* [What the task requires] Write out all of the data exactly as it appears.
··· Input material
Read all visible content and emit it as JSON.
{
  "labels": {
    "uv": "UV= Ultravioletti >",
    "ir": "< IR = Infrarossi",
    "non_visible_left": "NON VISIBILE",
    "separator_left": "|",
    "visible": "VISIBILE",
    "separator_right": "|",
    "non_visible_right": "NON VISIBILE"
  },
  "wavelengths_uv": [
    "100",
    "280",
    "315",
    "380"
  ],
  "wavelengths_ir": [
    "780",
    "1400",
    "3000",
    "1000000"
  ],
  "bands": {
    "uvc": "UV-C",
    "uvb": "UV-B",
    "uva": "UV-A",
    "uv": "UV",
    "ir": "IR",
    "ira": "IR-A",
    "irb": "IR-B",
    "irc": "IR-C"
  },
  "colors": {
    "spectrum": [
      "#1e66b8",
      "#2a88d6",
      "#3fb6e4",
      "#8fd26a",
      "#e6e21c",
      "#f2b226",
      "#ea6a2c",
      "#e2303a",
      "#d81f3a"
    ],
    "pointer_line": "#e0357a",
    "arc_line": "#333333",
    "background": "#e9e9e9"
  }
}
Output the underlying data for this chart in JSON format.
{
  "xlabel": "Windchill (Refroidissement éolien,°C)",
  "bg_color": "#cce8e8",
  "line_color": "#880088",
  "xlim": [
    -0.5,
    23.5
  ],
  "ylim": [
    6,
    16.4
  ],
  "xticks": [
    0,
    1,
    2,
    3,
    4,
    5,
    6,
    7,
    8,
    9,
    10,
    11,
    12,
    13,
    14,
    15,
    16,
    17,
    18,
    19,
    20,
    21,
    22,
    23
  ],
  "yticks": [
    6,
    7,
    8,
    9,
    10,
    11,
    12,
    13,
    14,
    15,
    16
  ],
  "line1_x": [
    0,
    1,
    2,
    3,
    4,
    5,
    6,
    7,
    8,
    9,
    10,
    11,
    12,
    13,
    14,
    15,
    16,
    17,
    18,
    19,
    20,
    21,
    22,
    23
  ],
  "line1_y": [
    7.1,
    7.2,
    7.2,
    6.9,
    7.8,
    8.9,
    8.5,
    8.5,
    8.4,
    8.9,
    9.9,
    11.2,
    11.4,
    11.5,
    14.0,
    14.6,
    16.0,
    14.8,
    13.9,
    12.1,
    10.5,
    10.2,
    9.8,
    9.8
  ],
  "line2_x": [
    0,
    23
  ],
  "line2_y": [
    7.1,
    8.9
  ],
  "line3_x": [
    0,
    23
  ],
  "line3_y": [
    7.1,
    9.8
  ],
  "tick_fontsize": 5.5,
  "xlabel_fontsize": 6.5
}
······
* [Exercise response]
Read all visible content and emit it as JSON.
{
  "labels": {
    "uv": "UV= Ultravioletti >",
    "ir": "< IR = Infrarossi",
    "non_visible_left": "NON VISIBILE",
    "separator_left": "|",
    "visible": "VISIBILE",
    "separator_right": "|",
    "non_visible_right": "NON VISIBILE"
  },
  "wavelengths_uv": [
    "100",
    "280",
    "315",
    "380"
  ],
  "wavelengths_ir": [
    "780",
    "1400",
    "3000",
    "1000000"
  ],
  "bands": {
    "uvc": "UV-C",
    "uvb": "UV-B",
    "uva": "UV-A",
    "uv": "UV",
    "ir": "IR",
    "ira": "IR-A",
    "irb": "IR-B",
    "irc": "IR-C"
  },
  "colors": {
    "spectrum": [
      "#1e66b8",
      "#2a88d6",
      "#3fb6e4",
      "#8fd26a",
      "#e6e21c",
      "#f2b226",
      "#ea6a2c",
      "#e2303a",
      "#d81f3a"
    ],
    "pointer_line": "#e0357a",
    "arc_line": "#333333",
    "background": "#e9e9e9"
  }
}
Output the underlying data for this chart in JSON format.
{
  "xlabel": "Windchill (Refroidissement éolien,°C)",
  "bg_color": "#cce8e8",
  "line_color": "#880088",
  "xlim": [
    -0.5,
    23.5
  ],
  "ylim": [
    6,
    16.4
  ],
  "xticks": [
    0,
    1,
    2,
    3,
    4,
    5,
    6,
    7,
    8,
    9,
    10,
    11,
    12,
    13,
    14,
    15,
    16,
    17,
    18,
    19,
    20,
    21,
    22,
    23
  ],
  "yticks": [
    6,
    7,
    8,
    9,
    10,
    11,
    12,
    13,
    14,
    15,
    16
  ],
  "line1_x": [
    0,
    1,
    2,
    3,
    4,
    5,
    6,
    7,
    8,
    9,
    10,
    11,
    12,
    13,
    14,
    15,
    16,
    17,
    18,
    19,
    20,
    21,
    22,
    23
  ],
  "line1_y": [
    7.1,
    7.2,
    7.2,
    6.9,
    7.8,
    8.9,
    8.5,
    8.5,
    8.4,
    8.9,
    9.9,
    11.2,
    11.4,
    11.5,
    14.0,
    14.6,
    16.0,
    14.8,
    13.9,
    12.1,
    10.5,
    10.2,
    9.8,
    9.8
  ],
  "line2_x": [
    0,
    23
  ],
  "line2_y": [
    7.1,
    8.9
  ],
  "line3_x": [
    0,
    23
  ],
  "line3_y": [
    7.1,
    9.8
  ],
  "tick_fontsize": 5.5,
  "xlabel_fontsize": 6.5
}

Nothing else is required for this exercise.